━━ AVAILABLE RECORDS ━━
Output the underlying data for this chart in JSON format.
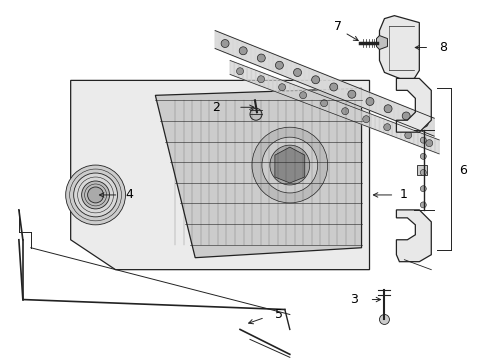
{
  "background_color": "#ffffff",
  "line_color": "#222222",
  "label_color": "#000000",
  "fig_width": 4.89,
  "fig_height": 3.6,
  "dpi": 100,
  "grille_bg": "#ebebeb",
  "grille_face": "#cccccc",
  "part_fill": "#e8e8e8",
  "part_fill2": "#d8d8d8"
}
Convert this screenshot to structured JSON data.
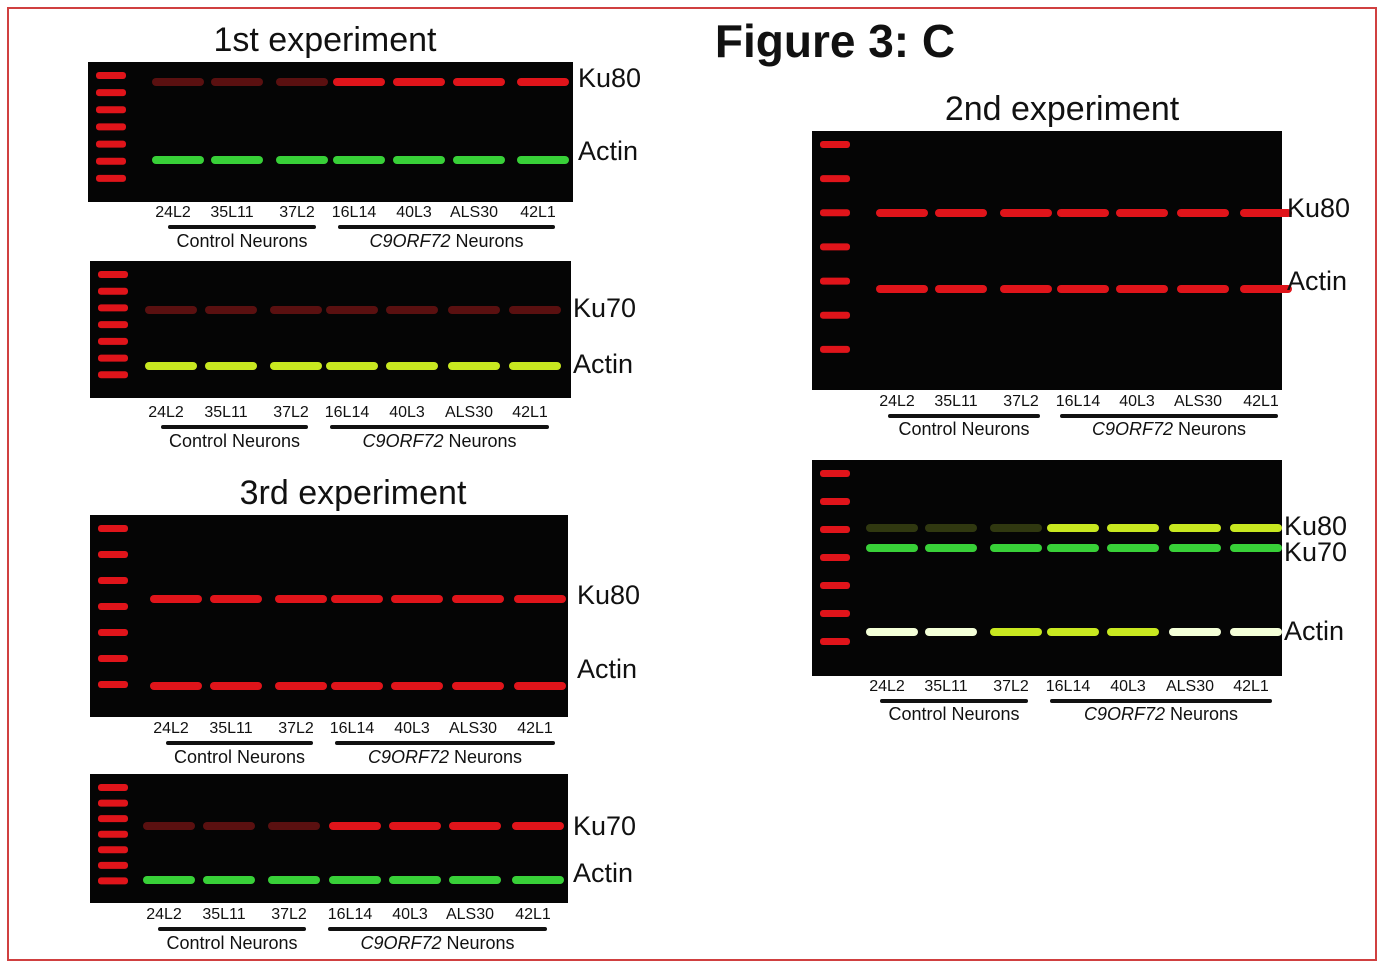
{
  "title": "Figure 3: C",
  "experiments": [
    {
      "title": "1st experiment",
      "blots": [
        {
          "bands": [
            "Ku80",
            "Actin"
          ],
          "lanes": [
            "24L2",
            "35L11",
            "37L2",
            "16L14",
            "40L3",
            "ALS30",
            "42L1"
          ],
          "groups": [
            {
              "text": "Control Neurons"
            },
            {
              "gene": "C9ORF72",
              "text": "Neurons"
            }
          ]
        },
        {
          "bands": [
            "Ku70",
            "Actin"
          ],
          "lanes": [
            "24L2",
            "35L11",
            "37L2",
            "16L14",
            "40L3",
            "ALS30",
            "42L1"
          ],
          "groups": [
            {
              "text": "Control Neurons"
            },
            {
              "gene": "C9ORF72",
              "text": "Neurons"
            }
          ]
        }
      ]
    },
    {
      "title": "2nd experiment",
      "blots": [
        {
          "bands": [
            "Ku80",
            "Actin"
          ],
          "lanes": [
            "24L2",
            "35L11",
            "37L2",
            "16L14",
            "40L3",
            "ALS30",
            "42L1"
          ],
          "groups": [
            {
              "text": "Control Neurons"
            },
            {
              "gene": "C9ORF72",
              "text": "Neurons"
            }
          ]
        },
        {
          "bands": [
            "Ku80",
            "Ku70",
            "Actin"
          ],
          "lanes": [
            "24L2",
            "35L11",
            "37L2",
            "16L14",
            "40L3",
            "ALS30",
            "42L1"
          ],
          "groups": [
            {
              "text": "Control Neurons"
            },
            {
              "gene": "C9ORF72",
              "text": "Neurons"
            }
          ]
        }
      ]
    },
    {
      "title": "3rd experiment",
      "blots": [
        {
          "bands": [
            "Ku80",
            "Actin"
          ],
          "lanes": [
            "24L2",
            "35L11",
            "37L2",
            "16L14",
            "40L3",
            "ALS30",
            "42L1"
          ],
          "groups": [
            {
              "text": "Control Neurons"
            },
            {
              "gene": "C9ORF72",
              "text": "Neurons"
            }
          ]
        },
        {
          "bands": [
            "Ku70",
            "Actin"
          ],
          "lanes": [
            "24L2",
            "35L11",
            "37L2",
            "16L14",
            "40L3",
            "ALS30",
            "42L1"
          ],
          "groups": [
            {
              "text": "Control Neurons"
            },
            {
              "gene": "C9ORF72",
              "text": "Neurons"
            }
          ]
        }
      ]
    }
  ]
}
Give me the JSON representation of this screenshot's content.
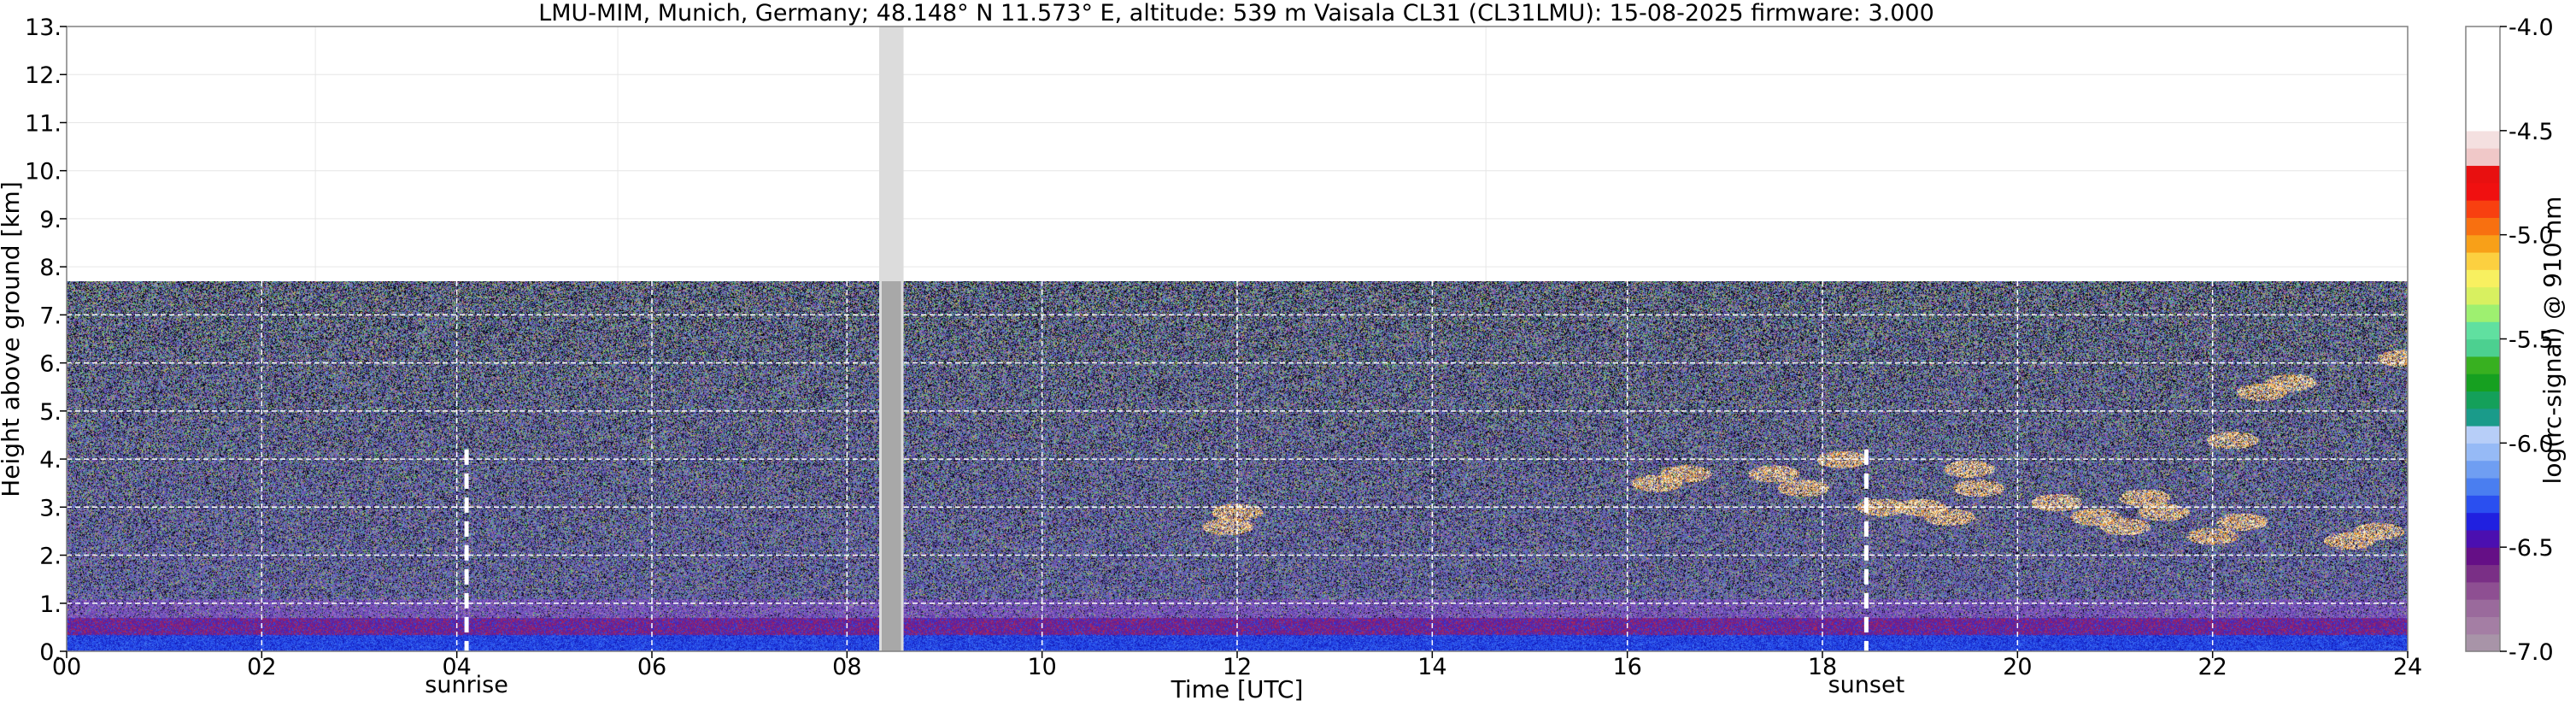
{
  "chart_data": {
    "type": "heatmap",
    "title": "LMU-MIM, Munich, Germany; 48.148° N 11.573° E, altitude: 539 m    Vaisala CL31 (CL31LMU): 15-08-2025    firmware: 3.000",
    "xlabel": "Time [UTC]",
    "ylabel": "Height above ground [km]",
    "colorbar_label": "log(rc-signal) @ 910 nm",
    "xlim": [
      0,
      24
    ],
    "ylim": [
      0,
      13
    ],
    "x_ticks": [
      0,
      2,
      4,
      6,
      8,
      10,
      12,
      14,
      16,
      18,
      20,
      22,
      24
    ],
    "x_tick_labels": [
      "00",
      "02",
      "04",
      "06",
      "08",
      "10",
      "12",
      "14",
      "16",
      "18",
      "20",
      "22",
      "24"
    ],
    "y_ticks": [
      0,
      1,
      2,
      3,
      4,
      5,
      6,
      7,
      8,
      9,
      10,
      11,
      12,
      13
    ],
    "y_tick_labels": [
      "0.",
      "1.",
      "2.",
      "3.",
      "4.",
      "5.",
      "6.",
      "7.",
      "8.",
      "9.",
      "10.",
      "11.",
      "12.",
      "13."
    ],
    "colorbar_ticks": [
      -4.0,
      -4.5,
      -5.0,
      -5.5,
      -6.0,
      -6.5,
      -7.0
    ],
    "colorbar_tick_labels": [
      "-4.0",
      "-4.5",
      "-5.0",
      "-5.5",
      "-6.0",
      "-6.5",
      "-7.0"
    ],
    "colorbar_range": [
      -7.0,
      -4.0
    ],
    "colorbar_colors": [
      "#a894a8",
      "#a47ea4",
      "#9a6a9c",
      "#8e4f92",
      "#7a2f86",
      "#650f86",
      "#4b0fb0",
      "#2020e0",
      "#2a4ff0",
      "#4a7ef0",
      "#6f9ef2",
      "#96baf6",
      "#b7cef8",
      "#1a9b8a",
      "#14a05a",
      "#16a020",
      "#38b020",
      "#4cd090",
      "#60e0a0",
      "#9ef070",
      "#d8f060",
      "#f8f060",
      "#fcd040",
      "#f8a018",
      "#f87010",
      "#f84010",
      "#f01010",
      "#e81010",
      "#f0c8c8",
      "#f4e0e0",
      "#ffffff",
      "#ffffff",
      "#ffffff",
      "#ffffff",
      "#ffffff",
      "#ffffff"
    ],
    "data_top_km": 7.7,
    "data_gap": {
      "start": 8.33,
      "end": 8.58
    },
    "markers": [
      {
        "label": "sunrise",
        "x": 4.1
      },
      {
        "label": "sunset",
        "x": 18.45
      }
    ],
    "grid": true,
    "cloud_patches": [
      {
        "x": 11.9,
        "y": 2.6
      },
      {
        "x": 12.0,
        "y": 2.9
      },
      {
        "x": 16.3,
        "y": 3.5
      },
      {
        "x": 16.6,
        "y": 3.7
      },
      {
        "x": 17.5,
        "y": 3.7
      },
      {
        "x": 17.8,
        "y": 3.4
      },
      {
        "x": 18.2,
        "y": 4.0
      },
      {
        "x": 18.6,
        "y": 3.0
      },
      {
        "x": 19.0,
        "y": 3.0
      },
      {
        "x": 19.3,
        "y": 2.8
      },
      {
        "x": 19.5,
        "y": 3.8
      },
      {
        "x": 19.6,
        "y": 3.4
      },
      {
        "x": 20.4,
        "y": 3.1
      },
      {
        "x": 20.8,
        "y": 2.8
      },
      {
        "x": 21.1,
        "y": 2.6
      },
      {
        "x": 21.3,
        "y": 3.2
      },
      {
        "x": 21.5,
        "y": 2.9
      },
      {
        "x": 22.0,
        "y": 2.4
      },
      {
        "x": 22.3,
        "y": 2.7
      },
      {
        "x": 22.2,
        "y": 4.4
      },
      {
        "x": 22.5,
        "y": 5.4
      },
      {
        "x": 22.8,
        "y": 5.6
      },
      {
        "x": 23.4,
        "y": 2.3
      },
      {
        "x": 23.7,
        "y": 2.5
      },
      {
        "x": 23.95,
        "y": 6.1
      }
    ]
  }
}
━━━
* [EXERCISE DESCRIPTION]
From the listing, tally every line with the word "title" in it and give only the tally.

* [FULL ANSWER]
5